## Raw data
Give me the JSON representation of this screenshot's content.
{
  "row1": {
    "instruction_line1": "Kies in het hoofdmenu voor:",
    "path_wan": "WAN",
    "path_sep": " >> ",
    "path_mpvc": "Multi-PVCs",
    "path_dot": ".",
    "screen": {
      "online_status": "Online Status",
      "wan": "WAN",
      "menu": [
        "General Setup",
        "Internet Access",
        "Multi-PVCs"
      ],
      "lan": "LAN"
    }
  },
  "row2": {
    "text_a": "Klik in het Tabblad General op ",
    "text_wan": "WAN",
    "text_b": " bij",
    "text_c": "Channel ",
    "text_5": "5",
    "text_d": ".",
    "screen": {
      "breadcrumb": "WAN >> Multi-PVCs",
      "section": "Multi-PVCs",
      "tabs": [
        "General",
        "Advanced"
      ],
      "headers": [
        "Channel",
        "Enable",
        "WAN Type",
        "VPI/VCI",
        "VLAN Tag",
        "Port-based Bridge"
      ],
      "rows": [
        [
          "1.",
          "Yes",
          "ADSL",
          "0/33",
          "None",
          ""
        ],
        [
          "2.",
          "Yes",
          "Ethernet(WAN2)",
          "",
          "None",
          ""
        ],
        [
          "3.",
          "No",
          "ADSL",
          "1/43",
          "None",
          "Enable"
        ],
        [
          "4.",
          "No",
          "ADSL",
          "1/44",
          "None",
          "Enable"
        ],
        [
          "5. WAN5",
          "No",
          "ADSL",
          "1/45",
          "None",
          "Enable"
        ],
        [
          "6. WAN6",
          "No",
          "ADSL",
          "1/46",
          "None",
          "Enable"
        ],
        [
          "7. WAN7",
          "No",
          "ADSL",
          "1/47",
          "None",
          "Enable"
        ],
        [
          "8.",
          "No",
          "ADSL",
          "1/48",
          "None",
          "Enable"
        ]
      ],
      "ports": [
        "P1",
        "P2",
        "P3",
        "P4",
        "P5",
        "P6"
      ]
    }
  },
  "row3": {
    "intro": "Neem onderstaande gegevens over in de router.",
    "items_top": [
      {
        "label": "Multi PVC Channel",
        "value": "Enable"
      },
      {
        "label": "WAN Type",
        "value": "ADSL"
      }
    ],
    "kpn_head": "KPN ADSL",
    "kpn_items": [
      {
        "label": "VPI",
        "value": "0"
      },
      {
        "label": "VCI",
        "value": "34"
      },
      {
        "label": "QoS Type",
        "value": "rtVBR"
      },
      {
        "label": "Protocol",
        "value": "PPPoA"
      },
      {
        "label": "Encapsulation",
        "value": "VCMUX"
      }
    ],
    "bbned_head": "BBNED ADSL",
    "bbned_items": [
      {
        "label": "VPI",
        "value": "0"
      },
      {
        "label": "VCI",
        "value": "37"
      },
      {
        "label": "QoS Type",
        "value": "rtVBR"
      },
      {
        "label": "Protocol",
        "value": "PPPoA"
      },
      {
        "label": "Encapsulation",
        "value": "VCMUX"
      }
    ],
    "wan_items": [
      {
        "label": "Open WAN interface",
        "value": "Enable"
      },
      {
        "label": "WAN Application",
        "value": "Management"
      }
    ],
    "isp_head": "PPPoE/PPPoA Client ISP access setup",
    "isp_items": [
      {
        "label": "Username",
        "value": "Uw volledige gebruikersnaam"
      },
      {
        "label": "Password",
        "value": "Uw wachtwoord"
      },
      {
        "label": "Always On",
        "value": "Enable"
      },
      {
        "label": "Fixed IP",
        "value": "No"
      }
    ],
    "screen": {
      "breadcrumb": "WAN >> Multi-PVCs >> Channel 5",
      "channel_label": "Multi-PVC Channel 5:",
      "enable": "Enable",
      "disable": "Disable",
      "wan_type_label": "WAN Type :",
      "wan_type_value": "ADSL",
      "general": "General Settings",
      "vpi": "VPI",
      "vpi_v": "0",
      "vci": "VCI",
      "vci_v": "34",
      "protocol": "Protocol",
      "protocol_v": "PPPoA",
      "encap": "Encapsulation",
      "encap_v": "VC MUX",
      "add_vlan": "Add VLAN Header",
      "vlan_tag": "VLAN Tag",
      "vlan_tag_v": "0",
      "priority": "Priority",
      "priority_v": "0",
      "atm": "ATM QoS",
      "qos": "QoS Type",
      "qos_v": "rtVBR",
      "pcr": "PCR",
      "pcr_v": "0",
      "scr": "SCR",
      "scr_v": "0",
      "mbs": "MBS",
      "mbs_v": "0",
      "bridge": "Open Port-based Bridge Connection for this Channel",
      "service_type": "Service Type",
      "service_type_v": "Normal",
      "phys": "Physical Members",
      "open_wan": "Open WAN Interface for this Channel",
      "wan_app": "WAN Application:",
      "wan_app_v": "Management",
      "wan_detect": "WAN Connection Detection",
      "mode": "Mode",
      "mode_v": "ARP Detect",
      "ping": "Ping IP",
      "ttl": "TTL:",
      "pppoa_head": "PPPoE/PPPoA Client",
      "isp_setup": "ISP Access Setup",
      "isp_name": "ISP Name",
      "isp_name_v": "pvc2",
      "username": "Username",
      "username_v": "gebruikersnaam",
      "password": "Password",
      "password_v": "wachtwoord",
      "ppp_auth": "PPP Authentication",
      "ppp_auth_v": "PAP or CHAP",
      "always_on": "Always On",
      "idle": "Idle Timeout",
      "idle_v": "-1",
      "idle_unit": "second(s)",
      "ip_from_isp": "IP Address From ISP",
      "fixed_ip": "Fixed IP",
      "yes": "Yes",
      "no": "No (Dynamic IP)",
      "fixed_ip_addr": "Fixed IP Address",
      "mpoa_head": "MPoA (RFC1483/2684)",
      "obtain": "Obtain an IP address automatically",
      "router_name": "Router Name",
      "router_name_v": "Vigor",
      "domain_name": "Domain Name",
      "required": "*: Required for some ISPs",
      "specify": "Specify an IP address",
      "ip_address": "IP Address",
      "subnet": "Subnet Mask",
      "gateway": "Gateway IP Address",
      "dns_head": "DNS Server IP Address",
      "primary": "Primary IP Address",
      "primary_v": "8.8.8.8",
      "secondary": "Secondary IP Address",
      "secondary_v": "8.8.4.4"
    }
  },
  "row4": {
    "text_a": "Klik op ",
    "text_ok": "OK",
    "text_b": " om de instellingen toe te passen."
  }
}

## Written problem
Please set down all the data word for word.

## Answer for the task
Give me the JSON representation of this screenshot's content.
{
  "row1": {
    "instruction_line1": "Kies in het hoofdmenu voor:",
    "path_wan": "WAN",
    "path_sep": " >> ",
    "path_mpvc": "Multi-PVCs",
    "path_dot": ".",
    "screen": {
      "online_status": "Online Status",
      "wan": "WAN",
      "menu": [
        "General Setup",
        "Internet Access",
        "Multi-PVCs"
      ],
      "lan": "LAN"
    }
  },
  "row2": {
    "text_a": "Klik in het Tabblad General op ",
    "text_wan": "WAN",
    "text_b": " bij",
    "text_c": "Channel ",
    "text_5": "5",
    "text_d": ".",
    "screen": {
      "breadcrumb": "WAN >> Multi-PVCs",
      "section": "Multi-PVCs",
      "tabs": [
        "General",
        "Advanced"
      ],
      "headers": [
        "Channel",
        "Enable",
        "WAN Type",
        "VPI/VCI",
        "VLAN Tag",
        "Port-based Bridge"
      ],
      "rows": [
        [
          "1.",
          "Yes",
          "ADSL",
          "0/33",
          "None",
          ""
        ],
        [
          "2.",
          "Yes",
          "Ethernet(WAN2)",
          "",
          "None",
          ""
        ],
        [
          "3.",
          "No",
          "ADSL",
          "1/43",
          "None",
          "Enable"
        ],
        [
          "4.",
          "No",
          "ADSL",
          "1/44",
          "None",
          "Enable"
        ],
        [
          "5. WAN5",
          "No",
          "ADSL",
          "1/45",
          "None",
          "Enable"
        ],
        [
          "6. WAN6",
          "No",
          "ADSL",
          "1/46",
          "None",
          "Enable"
        ],
        [
          "7. WAN7",
          "No",
          "ADSL",
          "1/47",
          "None",
          "Enable"
        ],
        [
          "8.",
          "No",
          "ADSL",
          "1/48",
          "None",
          "Enable"
        ]
      ],
      "ports": [
        "P1",
        "P2",
        "P3",
        "P4",
        "P5",
        "P6"
      ]
    }
  },
  "row3": {
    "intro": "Neem onderstaande gegevens over in de router.",
    "items_top": [
      {
        "label": "Multi PVC Channel",
        "value": "Enable"
      },
      {
        "label": "WAN Type",
        "value": "ADSL"
      }
    ],
    "kpn_head": "KPN ADSL",
    "kpn_items": [
      {
        "label": "VPI",
        "value": "0"
      },
      {
        "label": "VCI",
        "value": "34"
      },
      {
        "label": "QoS Type",
        "value": "rtVBR"
      },
      {
        "label": "Protocol",
        "value": "PPPoA"
      },
      {
        "label": "Encapsulation",
        "value": "VCMUX"
      }
    ],
    "bbned_head": "BBNED ADSL",
    "bbned_items": [
      {
        "label": "VPI",
        "value": "0"
      },
      {
        "label": "VCI",
        "value": "37"
      },
      {
        "label": "QoS Type",
        "value": "rtVBR"
      },
      {
        "label": "Protocol",
        "value": "PPPoA"
      },
      {
        "label": "Encapsulation",
        "value": "VCMUX"
      }
    ],
    "wan_items": [
      {
        "label": "Open WAN interface",
        "value": "Enable"
      },
      {
        "label": "WAN Application",
        "value": "Management"
      }
    ],
    "isp_head": "PPPoE/PPPoA Client ISP access setup",
    "isp_items": [
      {
        "label": "Username",
        "value": "Uw volledige gebruikersnaam"
      },
      {
        "label": "Password",
        "value": "Uw wachtwoord"
      },
      {
        "label": "Always On",
        "value": "Enable"
      },
      {
        "label": "Fixed IP",
        "value": "No"
      }
    ],
    "screen": {
      "breadcrumb": "WAN >> Multi-PVCs >> Channel 5",
      "channel_label": "Multi-PVC Channel 5:",
      "enable": "Enable",
      "disable": "Disable",
      "wan_type_label": "WAN Type :",
      "wan_type_value": "ADSL",
      "general": "General Settings",
      "vpi": "VPI",
      "vpi_v": "0",
      "vci": "VCI",
      "vci_v": "34",
      "protocol": "Protocol",
      "protocol_v": "PPPoA",
      "encap": "Encapsulation",
      "encap_v": "VC MUX",
      "add_vlan": "Add VLAN Header",
      "vlan_tag": "VLAN Tag",
      "vlan_tag_v": "0",
      "priority": "Priority",
      "priority_v": "0",
      "atm": "ATM QoS",
      "qos": "QoS Type",
      "qos_v": "rtVBR",
      "pcr": "PCR",
      "pcr_v": "0",
      "scr": "SCR",
      "scr_v": "0",
      "mbs": "MBS",
      "mbs_v": "0",
      "bridge": "Open Port-based Bridge Connection for this Channel",
      "service_type": "Service Type",
      "service_type_v": "Normal",
      "phys": "Physical Members",
      "open_wan": "Open WAN Interface for this Channel",
      "wan_app": "WAN Application:",
      "wan_app_v": "Management",
      "wan_detect": "WAN Connection Detection",
      "mode": "Mode",
      "mode_v": "ARP Detect",
      "ping": "Ping IP",
      "ttl": "TTL:",
      "pppoa_head": "PPPoE/PPPoA Client",
      "isp_setup": "ISP Access Setup",
      "isp_name": "ISP Name",
      "isp_name_v": "pvc2",
      "username": "Username",
      "username_v": "gebruikersnaam",
      "password": "Password",
      "password_v": "wachtwoord",
      "ppp_auth": "PPP Authentication",
      "ppp_auth_v": "PAP or CHAP",
      "always_on": "Always On",
      "idle": "Idle Timeout",
      "idle_v": "-1",
      "idle_unit": "second(s)",
      "ip_from_isp": "IP Address From ISP",
      "fixed_ip": "Fixed IP",
      "yes": "Yes",
      "no": "No (Dynamic IP)",
      "fixed_ip_addr": "Fixed IP Address",
      "mpoa_head": "MPoA (RFC1483/2684)",
      "obtain": "Obtain an IP address automatically",
      "router_name": "Router Name",
      "router_name_v": "Vigor",
      "domain_name": "Domain Name",
      "required": "*: Required for some ISPs",
      "specify": "Specify an IP address",
      "ip_address": "IP Address",
      "subnet": "Subnet Mask",
      "gateway": "Gateway IP Address",
      "dns_head": "DNS Server IP Address",
      "primary": "Primary IP Address",
      "primary_v": "8.8.8.8",
      "secondary": "Secondary IP Address",
      "secondary_v": "8.8.4.4"
    }
  },
  "row4": {
    "text_a": "Klik op ",
    "text_ok": "OK",
    "text_b": " om de instellingen toe te passen."
  }
}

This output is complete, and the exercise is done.